What you will do>
Format the listing below as a JSON array of strings, with each line as its own string and blank lines omitted.

-- begin Dataset rows --

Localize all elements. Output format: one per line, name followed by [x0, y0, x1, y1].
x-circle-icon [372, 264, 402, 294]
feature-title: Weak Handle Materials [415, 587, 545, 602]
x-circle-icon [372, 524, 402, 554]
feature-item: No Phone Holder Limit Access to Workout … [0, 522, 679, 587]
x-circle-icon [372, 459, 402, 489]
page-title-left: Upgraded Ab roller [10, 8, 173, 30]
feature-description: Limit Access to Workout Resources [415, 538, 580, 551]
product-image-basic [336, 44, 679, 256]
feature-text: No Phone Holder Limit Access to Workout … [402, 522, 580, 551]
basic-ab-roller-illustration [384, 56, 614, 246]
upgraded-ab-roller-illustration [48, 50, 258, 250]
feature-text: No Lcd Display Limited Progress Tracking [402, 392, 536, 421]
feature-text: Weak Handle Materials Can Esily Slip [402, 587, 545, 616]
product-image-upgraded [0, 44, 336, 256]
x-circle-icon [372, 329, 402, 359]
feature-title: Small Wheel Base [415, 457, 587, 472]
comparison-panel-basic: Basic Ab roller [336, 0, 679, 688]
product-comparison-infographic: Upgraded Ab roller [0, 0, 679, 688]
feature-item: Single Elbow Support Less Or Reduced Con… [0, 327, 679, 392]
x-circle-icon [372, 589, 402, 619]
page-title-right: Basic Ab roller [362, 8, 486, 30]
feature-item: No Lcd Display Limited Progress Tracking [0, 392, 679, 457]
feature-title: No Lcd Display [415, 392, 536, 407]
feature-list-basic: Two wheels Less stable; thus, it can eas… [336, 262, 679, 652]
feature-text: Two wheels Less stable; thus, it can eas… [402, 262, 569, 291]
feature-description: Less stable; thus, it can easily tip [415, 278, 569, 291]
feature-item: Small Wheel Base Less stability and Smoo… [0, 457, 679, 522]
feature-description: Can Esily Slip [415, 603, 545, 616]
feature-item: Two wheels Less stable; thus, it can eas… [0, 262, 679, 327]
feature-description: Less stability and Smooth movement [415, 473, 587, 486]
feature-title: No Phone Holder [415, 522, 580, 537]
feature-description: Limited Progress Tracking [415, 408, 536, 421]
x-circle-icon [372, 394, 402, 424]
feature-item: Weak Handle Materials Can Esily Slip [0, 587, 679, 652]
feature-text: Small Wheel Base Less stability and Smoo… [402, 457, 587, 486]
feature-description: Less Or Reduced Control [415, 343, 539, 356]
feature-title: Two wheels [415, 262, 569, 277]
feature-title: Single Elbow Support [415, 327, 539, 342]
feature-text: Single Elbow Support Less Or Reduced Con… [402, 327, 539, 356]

-- end Dataset rows --

Task result>
[
  "Localize all elements. Output format: one per line, name followed by [x0, y0, x1, y1].",
  "x-circle-icon [372, 264, 402, 294]",
  "feature-title: Weak Handle Materials [415, 587, 545, 602]",
  "x-circle-icon [372, 524, 402, 554]",
  "feature-item: No Phone Holder Limit Access to Workout … [0, 522, 679, 587]",
  "x-circle-icon [372, 459, 402, 489]",
  "page-title-left: Upgraded Ab roller [10, 8, 173, 30]",
  "feature-description: Limit Access to Workout Resources [415, 538, 580, 551]",
  "product-image-basic [336, 44, 679, 256]",
  "feature-text: No Phone Holder Limit Access to Workout … [402, 522, 580, 551]",
  "basic-ab-roller-illustration [384, 56, 614, 246]",
  "upgraded-ab-roller-illustration [48, 50, 258, 250]",
  "feature-text: No Lcd Display Limited Progress Tracking [402, 392, 536, 421]",
  "feature-text: Weak Handle Materials Can Esily Slip [402, 587, 545, 616]",
  "product-image-upgraded [0, 44, 336, 256]",
  "x-circle-icon [372, 329, 402, 359]",
  "feature-title: Small Wheel Base [415, 457, 587, 472]",
  "comparison-panel-basic: Basic Ab roller [336, 0, 679, 688]",
  "product-comparison-infographic: Upgraded Ab roller [0, 0, 679, 688]",
  "feature-item: Single Elbow Support Less Or Reduced Con… [0, 327, 679, 392]",
  "x-circle-icon [372, 589, 402, 619]",
  "page-title-right: Basic Ab roller [362, 8, 486, 30]",
  "feature-item: No Lcd Display Limited Progress Tracking [0, 392, 679, 457]",
  "feature-title: No Lcd Display [415, 392, 536, 407]",
  "feature-list-basic: Two wheels Less stable; thus, it can eas… [336, 262, 679, 652]",
  "feature-text: Two wheels Less stable; thus, it can eas… [402, 262, 569, 291]",
  "feature-description: Less stable; thus, it can easily tip [415, 278, 569, 291]",
  "feature-item: Small Wheel Base Less stability and Smoo… [0, 457, 679, 522]",
  "feature-description: Can Esily Slip [415, 603, 545, 616]",
  "feature-item: Two wheels Less stable; thus, it can eas… [0, 262, 679, 327]",
  "feature-description: Less stability and Smooth movement [415, 473, 587, 486]",
  "feature-title: No Phone Holder [415, 522, 580, 537]",
  "feature-description: Limited Progress Tracking [415, 408, 536, 421]",
  "x-circle-icon [372, 394, 402, 424]",
  "feature-item: Weak Handle Materials Can Esily Slip [0, 587, 679, 652]",
  "feature-text: Small Wheel Base Less stability and Smoo… [402, 457, 587, 486]",
  "feature-description: Less Or Reduced Control [415, 343, 539, 356]",
  "feature-title: Two wheels [415, 262, 569, 277]",
  "feature-title: Single Elbow Support [415, 327, 539, 342]",
  "feature-text: Single Elbow Support Less Or Reduced Con… [402, 327, 539, 356]"
]